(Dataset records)
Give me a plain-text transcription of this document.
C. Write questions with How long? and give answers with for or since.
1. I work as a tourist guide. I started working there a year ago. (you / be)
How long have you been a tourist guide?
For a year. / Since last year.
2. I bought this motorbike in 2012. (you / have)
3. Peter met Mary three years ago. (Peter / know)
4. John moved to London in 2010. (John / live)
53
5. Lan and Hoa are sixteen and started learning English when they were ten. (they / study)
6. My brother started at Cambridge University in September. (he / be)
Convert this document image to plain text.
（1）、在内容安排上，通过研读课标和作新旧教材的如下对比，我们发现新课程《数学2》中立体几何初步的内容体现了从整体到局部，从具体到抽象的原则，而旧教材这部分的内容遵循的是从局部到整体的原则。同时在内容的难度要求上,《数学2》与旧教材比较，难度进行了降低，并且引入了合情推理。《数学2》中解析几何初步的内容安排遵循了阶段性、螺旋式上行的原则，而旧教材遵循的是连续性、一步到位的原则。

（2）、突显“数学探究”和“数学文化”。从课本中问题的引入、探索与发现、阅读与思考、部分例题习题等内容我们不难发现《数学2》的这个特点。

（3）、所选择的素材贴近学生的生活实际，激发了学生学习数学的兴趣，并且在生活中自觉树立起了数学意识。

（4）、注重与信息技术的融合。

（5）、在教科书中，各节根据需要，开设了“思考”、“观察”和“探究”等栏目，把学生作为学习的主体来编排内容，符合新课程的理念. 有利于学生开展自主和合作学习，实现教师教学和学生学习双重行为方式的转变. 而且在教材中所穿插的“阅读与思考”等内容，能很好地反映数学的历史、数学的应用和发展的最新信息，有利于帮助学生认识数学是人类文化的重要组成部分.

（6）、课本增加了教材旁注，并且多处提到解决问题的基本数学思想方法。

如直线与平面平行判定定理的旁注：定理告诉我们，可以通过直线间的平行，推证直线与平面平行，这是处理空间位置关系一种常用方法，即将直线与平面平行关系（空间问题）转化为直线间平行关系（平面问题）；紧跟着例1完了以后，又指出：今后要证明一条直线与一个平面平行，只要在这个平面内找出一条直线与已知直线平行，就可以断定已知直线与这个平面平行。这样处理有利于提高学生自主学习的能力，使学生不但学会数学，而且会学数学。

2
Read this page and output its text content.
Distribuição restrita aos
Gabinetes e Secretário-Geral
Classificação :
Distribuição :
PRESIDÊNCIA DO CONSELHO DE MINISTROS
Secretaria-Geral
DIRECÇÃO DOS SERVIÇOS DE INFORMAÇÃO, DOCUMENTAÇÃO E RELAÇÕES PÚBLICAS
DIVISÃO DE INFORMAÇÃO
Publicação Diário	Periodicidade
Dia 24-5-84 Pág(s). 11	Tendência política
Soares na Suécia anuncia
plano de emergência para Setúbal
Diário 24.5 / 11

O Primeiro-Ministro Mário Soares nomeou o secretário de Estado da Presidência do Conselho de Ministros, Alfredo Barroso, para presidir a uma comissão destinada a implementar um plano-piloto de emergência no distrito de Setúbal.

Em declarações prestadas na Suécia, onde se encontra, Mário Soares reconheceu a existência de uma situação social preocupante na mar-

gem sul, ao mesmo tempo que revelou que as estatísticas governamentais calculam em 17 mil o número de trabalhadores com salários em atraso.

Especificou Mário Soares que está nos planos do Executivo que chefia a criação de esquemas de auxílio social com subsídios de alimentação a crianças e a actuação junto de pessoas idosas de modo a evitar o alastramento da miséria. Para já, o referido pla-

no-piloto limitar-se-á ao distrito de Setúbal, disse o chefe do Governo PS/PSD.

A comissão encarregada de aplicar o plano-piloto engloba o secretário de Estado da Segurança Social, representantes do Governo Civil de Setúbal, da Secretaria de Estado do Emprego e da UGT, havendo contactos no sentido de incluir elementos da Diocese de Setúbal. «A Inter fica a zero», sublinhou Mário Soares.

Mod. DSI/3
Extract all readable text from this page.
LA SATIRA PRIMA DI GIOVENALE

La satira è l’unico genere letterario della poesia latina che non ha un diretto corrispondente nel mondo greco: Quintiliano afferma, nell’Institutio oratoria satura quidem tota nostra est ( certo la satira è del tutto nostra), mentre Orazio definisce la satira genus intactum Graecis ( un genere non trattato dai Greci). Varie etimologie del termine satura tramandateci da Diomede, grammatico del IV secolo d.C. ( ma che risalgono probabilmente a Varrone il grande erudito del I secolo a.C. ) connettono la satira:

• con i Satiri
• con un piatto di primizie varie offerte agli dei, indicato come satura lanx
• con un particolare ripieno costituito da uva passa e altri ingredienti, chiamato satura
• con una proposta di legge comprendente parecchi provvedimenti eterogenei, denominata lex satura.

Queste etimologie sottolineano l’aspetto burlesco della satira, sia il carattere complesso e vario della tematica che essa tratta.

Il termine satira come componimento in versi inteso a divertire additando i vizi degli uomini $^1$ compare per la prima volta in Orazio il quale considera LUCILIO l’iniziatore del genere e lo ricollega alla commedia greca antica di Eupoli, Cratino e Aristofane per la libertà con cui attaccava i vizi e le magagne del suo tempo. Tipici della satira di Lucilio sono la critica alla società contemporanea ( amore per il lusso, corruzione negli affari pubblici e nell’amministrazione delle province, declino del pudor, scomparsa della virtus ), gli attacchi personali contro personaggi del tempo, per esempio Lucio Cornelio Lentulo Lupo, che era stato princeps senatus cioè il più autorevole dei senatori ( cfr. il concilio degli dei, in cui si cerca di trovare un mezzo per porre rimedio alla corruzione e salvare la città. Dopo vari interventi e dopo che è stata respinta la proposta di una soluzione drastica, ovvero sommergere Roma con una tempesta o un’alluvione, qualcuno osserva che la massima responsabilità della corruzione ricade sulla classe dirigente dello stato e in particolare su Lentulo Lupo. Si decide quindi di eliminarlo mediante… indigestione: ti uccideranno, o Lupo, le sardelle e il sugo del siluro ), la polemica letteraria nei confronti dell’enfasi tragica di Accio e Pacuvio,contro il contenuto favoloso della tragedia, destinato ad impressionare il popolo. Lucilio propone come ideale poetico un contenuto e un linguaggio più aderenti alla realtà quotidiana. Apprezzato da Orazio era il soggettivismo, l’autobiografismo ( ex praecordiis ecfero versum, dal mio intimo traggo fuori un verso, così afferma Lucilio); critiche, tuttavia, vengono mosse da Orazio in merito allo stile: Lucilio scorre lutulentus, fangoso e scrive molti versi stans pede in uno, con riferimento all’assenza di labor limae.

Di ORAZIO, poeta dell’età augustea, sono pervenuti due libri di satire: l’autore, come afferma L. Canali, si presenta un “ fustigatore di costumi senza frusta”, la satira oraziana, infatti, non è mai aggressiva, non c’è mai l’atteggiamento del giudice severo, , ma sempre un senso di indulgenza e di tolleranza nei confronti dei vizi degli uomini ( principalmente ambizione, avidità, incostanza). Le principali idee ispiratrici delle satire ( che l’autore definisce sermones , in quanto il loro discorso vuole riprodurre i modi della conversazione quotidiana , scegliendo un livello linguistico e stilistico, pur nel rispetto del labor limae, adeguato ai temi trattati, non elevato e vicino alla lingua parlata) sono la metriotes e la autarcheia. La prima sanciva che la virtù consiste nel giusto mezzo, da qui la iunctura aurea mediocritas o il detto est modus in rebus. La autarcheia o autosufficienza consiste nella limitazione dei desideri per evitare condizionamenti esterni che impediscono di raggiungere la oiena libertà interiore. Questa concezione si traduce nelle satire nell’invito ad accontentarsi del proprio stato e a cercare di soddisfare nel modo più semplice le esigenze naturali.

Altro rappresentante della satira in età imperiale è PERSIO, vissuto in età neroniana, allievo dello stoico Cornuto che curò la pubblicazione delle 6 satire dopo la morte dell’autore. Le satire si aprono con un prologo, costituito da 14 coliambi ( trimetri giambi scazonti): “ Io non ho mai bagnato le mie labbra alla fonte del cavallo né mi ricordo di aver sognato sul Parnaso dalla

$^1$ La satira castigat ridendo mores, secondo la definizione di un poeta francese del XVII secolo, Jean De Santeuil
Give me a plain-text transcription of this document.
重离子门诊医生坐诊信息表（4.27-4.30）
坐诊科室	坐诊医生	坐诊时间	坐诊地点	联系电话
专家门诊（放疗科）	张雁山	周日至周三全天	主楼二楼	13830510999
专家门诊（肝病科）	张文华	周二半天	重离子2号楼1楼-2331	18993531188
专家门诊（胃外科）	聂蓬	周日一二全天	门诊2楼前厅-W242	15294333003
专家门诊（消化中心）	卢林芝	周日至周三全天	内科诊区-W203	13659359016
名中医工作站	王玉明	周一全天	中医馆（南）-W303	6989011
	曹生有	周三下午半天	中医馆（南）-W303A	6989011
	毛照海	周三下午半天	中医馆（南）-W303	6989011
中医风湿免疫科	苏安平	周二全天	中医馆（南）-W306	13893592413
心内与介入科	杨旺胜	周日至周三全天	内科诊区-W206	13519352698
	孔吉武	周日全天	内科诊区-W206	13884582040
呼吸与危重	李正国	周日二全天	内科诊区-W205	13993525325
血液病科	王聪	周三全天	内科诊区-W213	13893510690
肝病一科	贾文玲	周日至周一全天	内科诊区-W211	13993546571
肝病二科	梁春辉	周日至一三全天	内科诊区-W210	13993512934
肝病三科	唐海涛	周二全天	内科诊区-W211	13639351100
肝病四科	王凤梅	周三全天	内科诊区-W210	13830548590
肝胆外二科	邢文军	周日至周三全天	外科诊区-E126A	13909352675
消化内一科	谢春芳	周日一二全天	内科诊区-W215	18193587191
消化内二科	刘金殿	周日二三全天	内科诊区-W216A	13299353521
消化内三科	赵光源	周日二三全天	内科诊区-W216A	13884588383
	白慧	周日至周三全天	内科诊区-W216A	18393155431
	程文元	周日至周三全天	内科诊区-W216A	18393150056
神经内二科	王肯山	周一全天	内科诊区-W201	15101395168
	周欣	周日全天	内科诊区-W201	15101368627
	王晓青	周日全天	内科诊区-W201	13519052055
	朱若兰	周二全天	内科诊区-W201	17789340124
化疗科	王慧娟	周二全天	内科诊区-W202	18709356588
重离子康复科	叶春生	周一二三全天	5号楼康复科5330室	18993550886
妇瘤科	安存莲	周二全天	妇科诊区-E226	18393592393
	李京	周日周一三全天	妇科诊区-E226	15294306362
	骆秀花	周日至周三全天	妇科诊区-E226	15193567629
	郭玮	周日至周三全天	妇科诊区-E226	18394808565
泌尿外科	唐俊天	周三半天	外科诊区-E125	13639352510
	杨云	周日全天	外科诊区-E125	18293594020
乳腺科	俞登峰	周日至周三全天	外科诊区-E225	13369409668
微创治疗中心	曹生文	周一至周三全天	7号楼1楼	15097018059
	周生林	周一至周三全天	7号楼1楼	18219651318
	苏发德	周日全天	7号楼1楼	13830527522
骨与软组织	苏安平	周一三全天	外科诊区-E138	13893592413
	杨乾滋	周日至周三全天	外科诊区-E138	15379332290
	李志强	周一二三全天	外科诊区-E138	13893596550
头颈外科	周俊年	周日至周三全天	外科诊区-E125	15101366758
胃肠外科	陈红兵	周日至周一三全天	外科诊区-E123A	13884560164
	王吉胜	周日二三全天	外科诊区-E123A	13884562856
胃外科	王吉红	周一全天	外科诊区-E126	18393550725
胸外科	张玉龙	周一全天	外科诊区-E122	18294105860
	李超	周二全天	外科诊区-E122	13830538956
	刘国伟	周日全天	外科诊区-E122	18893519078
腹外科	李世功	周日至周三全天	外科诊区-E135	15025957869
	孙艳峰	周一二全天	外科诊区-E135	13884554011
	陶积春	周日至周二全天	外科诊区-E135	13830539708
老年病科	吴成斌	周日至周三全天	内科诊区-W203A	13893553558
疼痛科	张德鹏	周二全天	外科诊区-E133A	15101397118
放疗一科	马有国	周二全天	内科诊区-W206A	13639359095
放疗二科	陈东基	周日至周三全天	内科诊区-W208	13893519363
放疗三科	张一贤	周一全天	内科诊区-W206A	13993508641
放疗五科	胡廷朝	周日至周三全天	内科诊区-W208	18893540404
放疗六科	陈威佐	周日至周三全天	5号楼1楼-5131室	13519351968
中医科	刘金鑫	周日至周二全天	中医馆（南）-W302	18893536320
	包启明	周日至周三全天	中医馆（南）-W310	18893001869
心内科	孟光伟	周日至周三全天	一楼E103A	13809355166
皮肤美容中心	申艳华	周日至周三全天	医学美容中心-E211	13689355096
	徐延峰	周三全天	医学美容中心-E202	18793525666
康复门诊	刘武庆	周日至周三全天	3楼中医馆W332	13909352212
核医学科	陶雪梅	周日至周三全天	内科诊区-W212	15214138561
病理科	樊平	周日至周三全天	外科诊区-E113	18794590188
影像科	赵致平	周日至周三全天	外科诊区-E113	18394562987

● REQUIRED WORK: Lines that hold the word "tourist" are the ones to return, every one of them.

● ANSWER FOR THIS EXERCISE:
1. I work as a tourist guide. I started working there a year ago. (you / be)
How long have you been a tourist guide?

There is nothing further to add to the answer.